GIVEN INSTRUCTION: Filter this material down to the lines that hold "само", copying each one.
::: INPUT MATERIAL
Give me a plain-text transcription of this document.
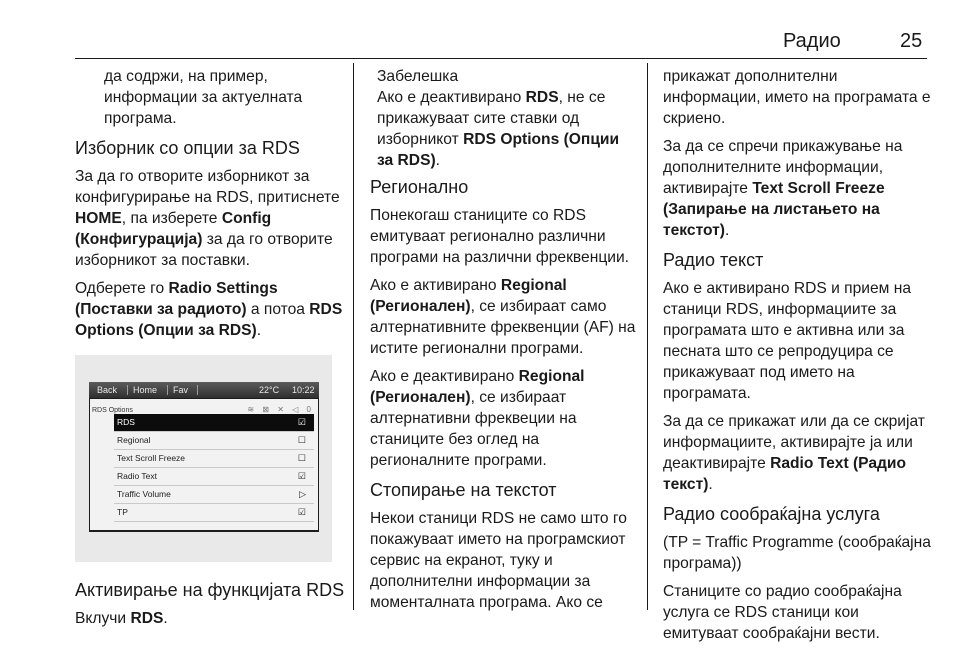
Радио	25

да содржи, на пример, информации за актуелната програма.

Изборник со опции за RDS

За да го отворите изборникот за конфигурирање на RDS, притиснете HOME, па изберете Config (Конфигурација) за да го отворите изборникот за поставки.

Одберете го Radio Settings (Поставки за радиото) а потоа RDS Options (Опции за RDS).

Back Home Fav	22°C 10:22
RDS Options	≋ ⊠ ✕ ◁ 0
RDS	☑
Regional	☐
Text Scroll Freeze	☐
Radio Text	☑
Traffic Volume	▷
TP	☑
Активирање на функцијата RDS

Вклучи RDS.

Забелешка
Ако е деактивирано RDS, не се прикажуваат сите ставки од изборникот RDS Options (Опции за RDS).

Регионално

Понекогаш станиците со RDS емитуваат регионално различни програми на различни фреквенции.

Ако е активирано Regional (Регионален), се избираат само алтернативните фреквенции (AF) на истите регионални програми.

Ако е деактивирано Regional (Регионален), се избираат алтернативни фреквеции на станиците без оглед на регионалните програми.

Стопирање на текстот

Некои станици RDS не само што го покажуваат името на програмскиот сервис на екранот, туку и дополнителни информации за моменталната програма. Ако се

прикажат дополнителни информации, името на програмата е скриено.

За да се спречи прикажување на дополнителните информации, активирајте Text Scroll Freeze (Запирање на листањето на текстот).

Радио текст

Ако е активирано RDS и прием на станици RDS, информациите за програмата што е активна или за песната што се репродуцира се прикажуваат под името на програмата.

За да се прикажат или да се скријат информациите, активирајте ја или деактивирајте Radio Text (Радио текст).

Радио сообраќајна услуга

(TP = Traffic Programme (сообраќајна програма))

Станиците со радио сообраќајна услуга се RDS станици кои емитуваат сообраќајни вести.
::::::
FINISHED ANSWER:
Ако е активирано Regional (Регионален), се избираат само алтернативните фреквенции (AF) на истите регионални програми.
Некои станици RDS не само што го покажуваат името на програмскиот сервис на екранот, туку и дополнителни информации за моменталната програма. Ако се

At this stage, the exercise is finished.